From the listing below, count the lines where the string "investment" occurs. Give the number, with no other words.

_THE INPUT_:
--- --- ---

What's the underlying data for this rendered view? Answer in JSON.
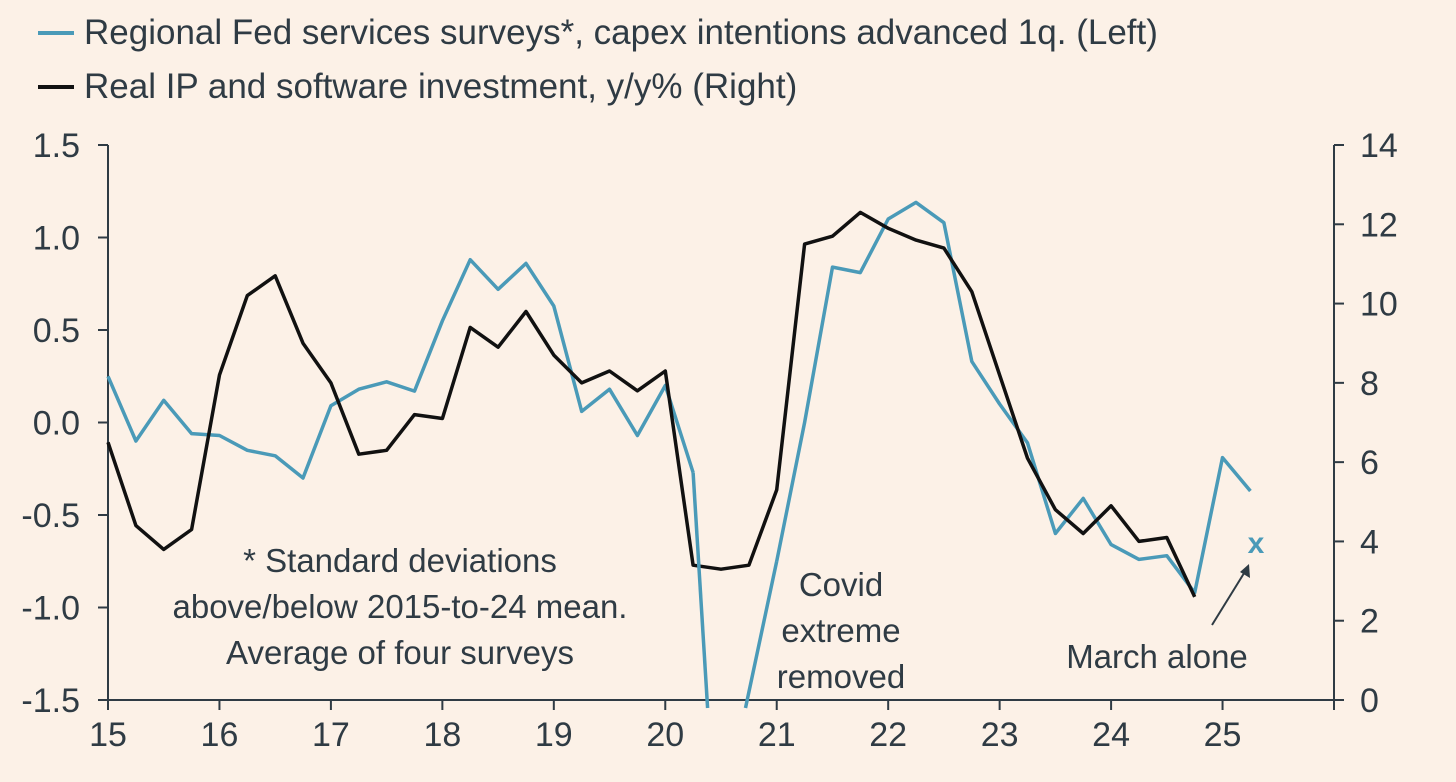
{
  "chart_data": {
    "type": "line",
    "legend": [
      {
        "label": "Regional Fed services surveys*, capex intentions advanced 1q. (Left)",
        "color": "#4a9ab8"
      },
      {
        "label": "Real IP and software investment, y/y% (Right)",
        "color": "#111111"
      }
    ],
    "left_axis": {
      "ylim": [
        -1.5,
        1.5
      ],
      "ticks": [
        "1.5",
        "1.0",
        "0.5",
        "0.0",
        "-0.5",
        "-1.0",
        "-1.5"
      ],
      "tick_values": [
        1.5,
        1.0,
        0.5,
        0.0,
        -0.5,
        -1.0,
        -1.5
      ]
    },
    "right_axis": {
      "ylim": [
        0,
        14
      ],
      "ticks": [
        "14",
        "12",
        "10",
        "8",
        "6",
        "4",
        "2",
        "0"
      ],
      "tick_values": [
        14,
        12,
        10,
        8,
        6,
        4,
        2,
        0
      ]
    },
    "x_axis": {
      "xlim": [
        15,
        26
      ],
      "ticks": [
        "15",
        "16",
        "17",
        "18",
        "19",
        "20",
        "21",
        "22",
        "23",
        "24",
        "25"
      ],
      "tick_values": [
        15,
        16,
        17,
        18,
        19,
        20,
        21,
        22,
        23,
        24,
        25
      ]
    },
    "series": [
      {
        "name": "Regional Fed services surveys*, capex intentions advanced 1q. (Left)",
        "axis": "left",
        "color": "#4a9ab8",
        "x": [
          15.0,
          15.25,
          15.5,
          15.75,
          16.0,
          16.25,
          16.5,
          16.75,
          17.0,
          17.25,
          17.5,
          17.75,
          18.0,
          18.25,
          18.5,
          18.75,
          19.0,
          19.25,
          19.5,
          19.75,
          20.0,
          20.25,
          20.5,
          20.75,
          21.0,
          21.25,
          21.5,
          21.75,
          22.0,
          22.25,
          22.5,
          22.75,
          23.0,
          23.25,
          23.5,
          23.75,
          24.0,
          24.25,
          24.5,
          24.75,
          25.0,
          25.25
        ],
        "y": [
          0.25,
          -0.1,
          0.12,
          -0.06,
          -0.07,
          -0.15,
          -0.18,
          -0.3,
          0.09,
          0.18,
          0.22,
          0.17,
          0.55,
          0.88,
          0.72,
          0.86,
          0.63,
          0.06,
          0.18,
          -0.07,
          0.2,
          -0.27,
          null,
          null,
          -0.75,
          0.0,
          0.84,
          0.81,
          1.1,
          1.19,
          1.08,
          0.33,
          0.1,
          -0.11,
          -0.6,
          -0.41,
          -0.66,
          -0.74,
          -0.72,
          -0.92,
          -0.19,
          -0.37
        ]
      },
      {
        "name": "Real IP and software investment, y/y% (Right)",
        "axis": "right",
        "color": "#111111",
        "x": [
          15.0,
          15.25,
          15.5,
          15.75,
          16.0,
          16.25,
          16.5,
          16.75,
          17.0,
          17.25,
          17.5,
          17.75,
          18.0,
          18.25,
          18.5,
          18.75,
          19.0,
          19.25,
          19.5,
          19.75,
          20.0,
          20.25,
          20.5,
          20.75,
          21.0,
          21.25,
          21.5,
          21.75,
          22.0,
          22.25,
          22.5,
          22.75,
          23.0,
          23.25,
          23.5,
          23.75,
          24.0,
          24.25,
          24.5,
          24.75
        ],
        "y": [
          6.5,
          4.4,
          3.8,
          4.3,
          8.2,
          10.2,
          10.7,
          9.0,
          8.0,
          6.2,
          6.3,
          7.2,
          7.1,
          9.4,
          8.9,
          9.8,
          8.7,
          8.0,
          8.3,
          7.8,
          8.3,
          3.4,
          3.3,
          3.4,
          5.3,
          11.5,
          11.7,
          12.3,
          11.9,
          11.6,
          11.4,
          10.3,
          8.2,
          6.1,
          4.8,
          4.2,
          4.9,
          4.0,
          4.1,
          2.6
        ]
      }
    ],
    "clipped_segments": [
      {
        "series": 0,
        "from_x": 20.25,
        "to_x": 20.38,
        "direction": "down"
      },
      {
        "series": 0,
        "from_x": 20.72,
        "to_x": 21.0,
        "direction": "up"
      }
    ],
    "marker": {
      "label": "x",
      "x": 25.3,
      "y_left": -0.65,
      "color": "#4a9ab8"
    },
    "annotations": {
      "footnote": [
        "* Standard deviations",
        "above/below 2015-to-24 mean.",
        "Average of four surveys"
      ],
      "covid": [
        "Covid",
        "extreme",
        "removed"
      ],
      "march": "March alone"
    }
  }
}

--- --- ---

_FULL OUTPUT_: 2